Leave out the pictures and copy the remaining records exactly.

[Input rows]
------------------------------------------------

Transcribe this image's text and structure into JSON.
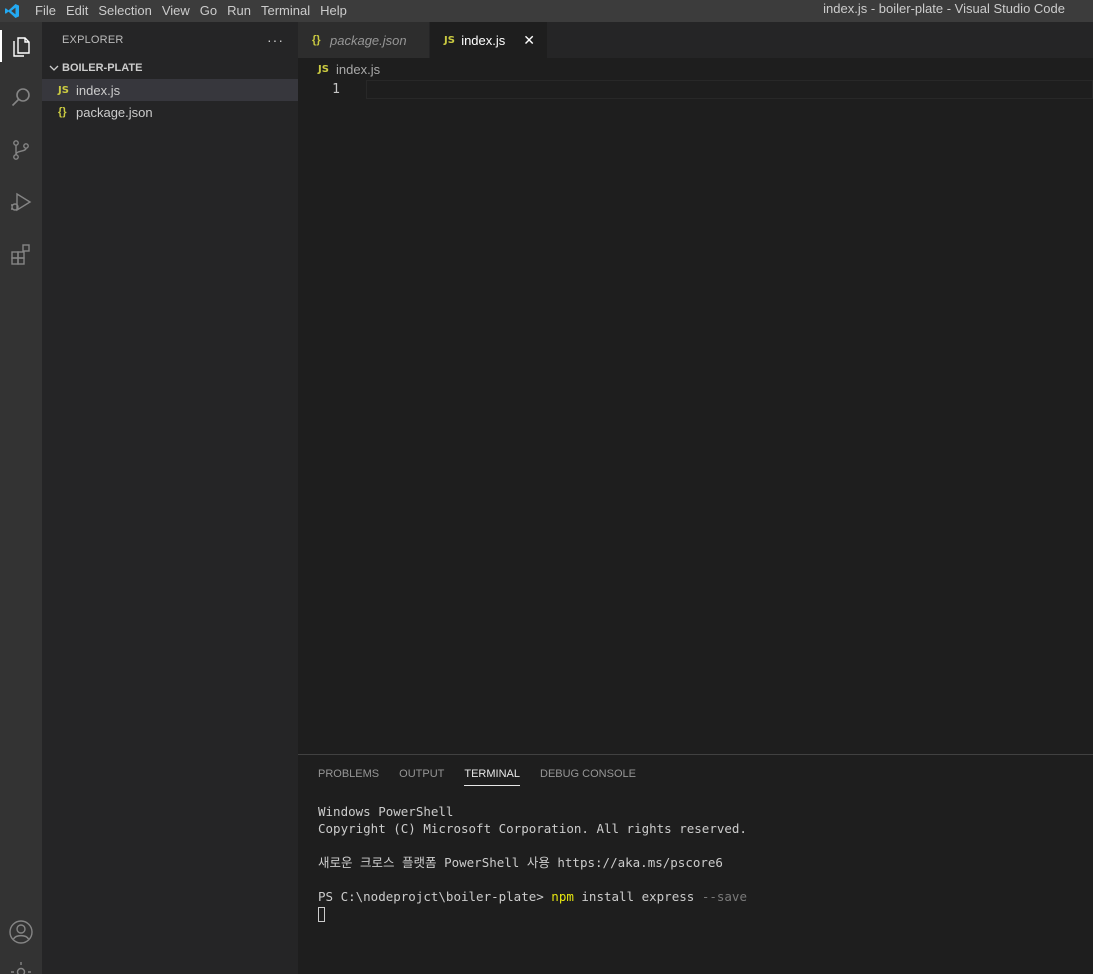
{
  "titlebar": {
    "menu": [
      "File",
      "Edit",
      "Selection",
      "View",
      "Go",
      "Run",
      "Terminal",
      "Help"
    ],
    "window_title": "index.js - boiler-plate - Visual Studio Code"
  },
  "activitybar": {
    "icons": [
      "explorer-icon",
      "search-icon",
      "source-control-icon",
      "run-debug-icon",
      "extensions-icon",
      "account-icon",
      "settings-icon"
    ]
  },
  "sidebar": {
    "title": "EXPLORER",
    "more": "···",
    "folder": "BOILER-PLATE",
    "files": [
      {
        "icon": "JS",
        "name": "index.js"
      },
      {
        "icon": "{}",
        "name": "package.json"
      }
    ]
  },
  "tabs": [
    {
      "icon": "{}",
      "label": "package.json"
    },
    {
      "icon": "JS",
      "label": "index.js",
      "close": "✕"
    }
  ],
  "breadcrumb": {
    "icon": "JS",
    "file": "index.js"
  },
  "editor": {
    "line_number": "1"
  },
  "panel": {
    "tabs": [
      "PROBLEMS",
      "OUTPUT",
      "TERMINAL",
      "DEBUG CONSOLE"
    ],
    "terminal": {
      "line1": "Windows PowerShell",
      "line2": "Copyright (C) Microsoft Corporation. All rights reserved.",
      "line3": "새로운 크로스 플랫폼 PowerShell 사용 https://aka.ms/pscore6",
      "prompt": "PS C:\\nodeprojct\\boiler-plate> ",
      "cmd": "npm",
      "args": " install express ",
      "flag": "--save"
    }
  },
  "colors": {
    "accent": "#007acc",
    "js_icon": "#cbcb41",
    "logo": "#23a9f2"
  }
}
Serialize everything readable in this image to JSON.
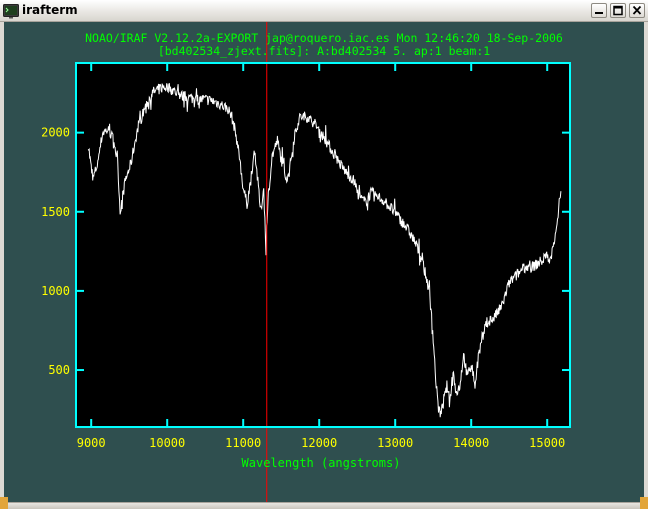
{
  "window": {
    "title": "irafterm"
  },
  "plot_header": {
    "line1": "NOAO/IRAF V2.12.2a-EXPORT jap@roquero.iac.es Mon 12:46:20 18-Sep-2006",
    "line2": "[bd402534_zjext.fits]: A:bd402534 5. ap:1 beam:1"
  },
  "colors": {
    "terminal_bg": "#2f4f4f",
    "frame": "#00ffff",
    "text": "#00ff00",
    "tick_labels": "#ffff00",
    "spectrum": "#ffffff",
    "plot_bg": "#000000",
    "cursor": "#ff0000"
  },
  "chart_data": {
    "type": "line",
    "title": "",
    "xlabel": "Wavelength (angstroms)",
    "ylabel": "",
    "xlim": [
      8800,
      15300
    ],
    "ylim": [
      140,
      2440
    ],
    "xticks": [
      9000,
      10000,
      11000,
      12000,
      13000,
      14000,
      15000
    ],
    "yticks": [
      500,
      1000,
      1500,
      2000
    ],
    "cursor_x": 11310,
    "series": [
      {
        "x": [
          8960,
          9020,
          9080,
          9150,
          9220,
          9300,
          9350,
          9380,
          9450,
          9520,
          9600,
          9700,
          9800,
          9900,
          10000,
          10100,
          10200,
          10300,
          10400,
          10500,
          10600,
          10700,
          10800,
          10850,
          10900,
          10950,
          11000,
          11050,
          11100,
          11150,
          11200,
          11230,
          11270,
          11300,
          11330,
          11380,
          11450,
          11500,
          11580,
          11620,
          11680,
          11750,
          11850,
          11950,
          12050,
          12150,
          12250,
          12350,
          12450,
          12520,
          12600,
          12680,
          12750,
          12850,
          12950,
          13050,
          13150,
          13250,
          13350,
          13450,
          13500,
          13540,
          13570,
          13600,
          13640,
          13680,
          13720,
          13760,
          13800,
          13850,
          13900,
          13950,
          14000,
          14050,
          14100,
          14150,
          14200,
          14300,
          14400,
          14500,
          14600,
          14700,
          14800,
          14900,
          15000,
          15050,
          15100,
          15150,
          15180
        ],
        "y": [
          1930,
          1700,
          1800,
          2000,
          2020,
          1950,
          1800,
          1500,
          1700,
          1800,
          2000,
          2150,
          2250,
          2280,
          2290,
          2260,
          2230,
          2220,
          2210,
          2210,
          2200,
          2180,
          2150,
          2100,
          2000,
          1850,
          1650,
          1550,
          1700,
          1900,
          1650,
          1500,
          1650,
          1230,
          1600,
          1850,
          1950,
          1830,
          1700,
          1800,
          2000,
          2100,
          2100,
          2050,
          1980,
          1900,
          1820,
          1750,
          1700,
          1600,
          1560,
          1620,
          1600,
          1570,
          1520,
          1460,
          1400,
          1320,
          1200,
          1000,
          700,
          400,
          260,
          220,
          300,
          400,
          300,
          500,
          350,
          400,
          600,
          450,
          550,
          400,
          600,
          700,
          800,
          830,
          900,
          1050,
          1100,
          1150,
          1150,
          1180,
          1220,
          1200,
          1350,
          1500,
          1630
        ]
      }
    ]
  }
}
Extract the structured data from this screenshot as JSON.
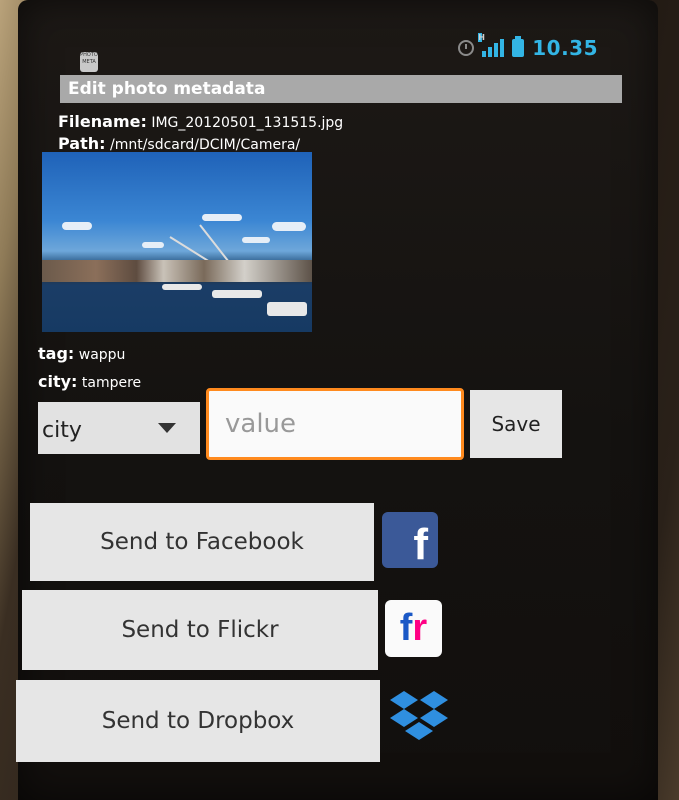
{
  "status_bar": {
    "app_icon_text": "PHOTO META",
    "network_label": "H",
    "time": "10.35"
  },
  "header": {
    "title": "Edit photo metadata"
  },
  "file_info": {
    "filename_label": "Filename:",
    "filename_value": "IMG_20120501_131515.jpg",
    "path_label": "Path:",
    "path_value": "/mnt/sdcard/DCIM/Camera/"
  },
  "metadata": [
    {
      "key_label": "tag:",
      "value": "wappu"
    },
    {
      "key_label": "city:",
      "value": "tampere"
    }
  ],
  "editor": {
    "selected_field": "city",
    "value_placeholder": "value",
    "save_label": "Save"
  },
  "share": {
    "facebook_label": "Send to Facebook",
    "flickr_label": "Send to Flickr",
    "dropbox_label": "Send to Dropbox",
    "facebook_icon": "facebook-icon",
    "flickr_icon": "flickr-icon",
    "dropbox_icon": "dropbox-icon",
    "flickr_icon_f": "f",
    "flickr_icon_r": "r",
    "facebook_icon_glyph": "f"
  },
  "colors": {
    "accent": "#33b5e5",
    "input_focus": "#ff8a1e",
    "title_bar": "#a9a9a9"
  }
}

------------------------------------------------

[The output]
Transcribe this image's text and structure into JSON.
{
  "titlebar": {
    "menu": [
      "File",
      "Edit",
      "Selection",
      "View",
      "Go",
      "Run",
      "Terminal",
      "Help"
    ],
    "window_title": "index.js - boiler-plate - Visual Studio Code"
  },
  "activitybar": {
    "icons": [
      "explorer-icon",
      "search-icon",
      "source-control-icon",
      "run-debug-icon",
      "extensions-icon",
      "account-icon",
      "settings-icon"
    ]
  },
  "sidebar": {
    "title": "EXPLORER",
    "more": "···",
    "folder": "BOILER-PLATE",
    "files": [
      {
        "icon": "JS",
        "name": "index.js"
      },
      {
        "icon": "{}",
        "name": "package.json"
      }
    ]
  },
  "tabs": [
    {
      "icon": "{}",
      "label": "package.json"
    },
    {
      "icon": "JS",
      "label": "index.js",
      "close": "✕"
    }
  ],
  "breadcrumb": {
    "icon": "JS",
    "file": "index.js"
  },
  "editor": {
    "line_number": "1"
  },
  "panel": {
    "tabs": [
      "PROBLEMS",
      "OUTPUT",
      "TERMINAL",
      "DEBUG CONSOLE"
    ],
    "terminal": {
      "line1": "Windows PowerShell",
      "line2": "Copyright (C) Microsoft Corporation. All rights reserved.",
      "line3": "새로운 크로스 플랫폼 PowerShell 사용 https://aka.ms/pscore6",
      "prompt": "PS C:\\nodeprojct\\boiler-plate> ",
      "cmd": "npm",
      "args": " install express ",
      "flag": "--save"
    }
  },
  "colors": {
    "accent": "#007acc",
    "js_icon": "#cbcb41",
    "logo": "#23a9f2"
  }
}
Serialize everything readable in this image to JSON.
{
  "window": {
    "title": "irafterm"
  },
  "plot_header": {
    "line1": "NOAO/IRAF V2.12.2a-EXPORT jap@roquero.iac.es Mon 12:46:20 18-Sep-2006",
    "line2": "[bd402534_zjext.fits]: A:bd402534 5. ap:1 beam:1"
  },
  "colors": {
    "terminal_bg": "#2f4f4f",
    "frame": "#00ffff",
    "text": "#00ff00",
    "tick_labels": "#ffff00",
    "spectrum": "#ffffff",
    "plot_bg": "#000000",
    "cursor": "#ff0000"
  },
  "chart_data": {
    "type": "line",
    "title": "",
    "xlabel": "Wavelength (angstroms)",
    "ylabel": "",
    "xlim": [
      8800,
      15300
    ],
    "ylim": [
      140,
      2440
    ],
    "xticks": [
      9000,
      10000,
      11000,
      12000,
      13000,
      14000,
      15000
    ],
    "yticks": [
      500,
      1000,
      1500,
      2000
    ],
    "cursor_x": 11310,
    "series": [
      {
        "x": [
          8960,
          9020,
          9080,
          9150,
          9220,
          9300,
          9350,
          9380,
          9450,
          9520,
          9600,
          9700,
          9800,
          9900,
          10000,
          10100,
          10200,
          10300,
          10400,
          10500,
          10600,
          10700,
          10800,
          10850,
          10900,
          10950,
          11000,
          11050,
          11100,
          11150,
          11200,
          11230,
          11270,
          11300,
          11330,
          11380,
          11450,
          11500,
          11580,
          11620,
          11680,
          11750,
          11850,
          11950,
          12050,
          12150,
          12250,
          12350,
          12450,
          12520,
          12600,
          12680,
          12750,
          12850,
          12950,
          13050,
          13150,
          13250,
          13350,
          13450,
          13500,
          13540,
          13570,
          13600,
          13640,
          13680,
          13720,
          13760,
          13800,
          13850,
          13900,
          13950,
          14000,
          14050,
          14100,
          14150,
          14200,
          14300,
          14400,
          14500,
          14600,
          14700,
          14800,
          14900,
          15000,
          15050,
          15100,
          15150,
          15180
        ],
        "y": [
          1930,
          1700,
          1800,
          2000,
          2020,
          1950,
          1800,
          1500,
          1700,
          1800,
          2000,
          2150,
          2250,
          2280,
          2290,
          2260,
          2230,
          2220,
          2210,
          2210,
          2200,
          2180,
          2150,
          2100,
          2000,
          1850,
          1650,
          1550,
          1700,
          1900,
          1650,
          1500,
          1650,
          1230,
          1600,
          1850,
          1950,
          1830,
          1700,
          1800,
          2000,
          2100,
          2100,
          2050,
          1980,
          1900,
          1820,
          1750,
          1700,
          1600,
          1560,
          1620,
          1600,
          1570,
          1520,
          1460,
          1400,
          1320,
          1200,
          1000,
          700,
          400,
          260,
          220,
          300,
          400,
          300,
          500,
          350,
          400,
          600,
          450,
          550,
          400,
          600,
          700,
          800,
          830,
          900,
          1050,
          1100,
          1150,
          1150,
          1180,
          1220,
          1200,
          1350,
          1500,
          1630
        ]
      }
    ]
  }
}
Extract the structured data from this screenshot as JSON.
{
  "status_bar": {
    "app_icon_text": "PHOTO META",
    "network_label": "H",
    "time": "10.35"
  },
  "header": {
    "title": "Edit photo metadata"
  },
  "file_info": {
    "filename_label": "Filename:",
    "filename_value": "IMG_20120501_131515.jpg",
    "path_label": "Path:",
    "path_value": "/mnt/sdcard/DCIM/Camera/"
  },
  "metadata": [
    {
      "key_label": "tag:",
      "value": "wappu"
    },
    {
      "key_label": "city:",
      "value": "tampere"
    }
  ],
  "editor": {
    "selected_field": "city",
    "value_placeholder": "value",
    "save_label": "Save"
  },
  "share": {
    "facebook_label": "Send to Facebook",
    "flickr_label": "Send to Flickr",
    "dropbox_label": "Send to Dropbox",
    "facebook_icon": "facebook-icon",
    "flickr_icon": "flickr-icon",
    "dropbox_icon": "dropbox-icon",
    "flickr_icon_f": "f",
    "flickr_icon_r": "r",
    "facebook_icon_glyph": "f"
  },
  "colors": {
    "accent": "#33b5e5",
    "input_focus": "#ff8a1e",
    "title_bar": "#a9a9a9"
  }
}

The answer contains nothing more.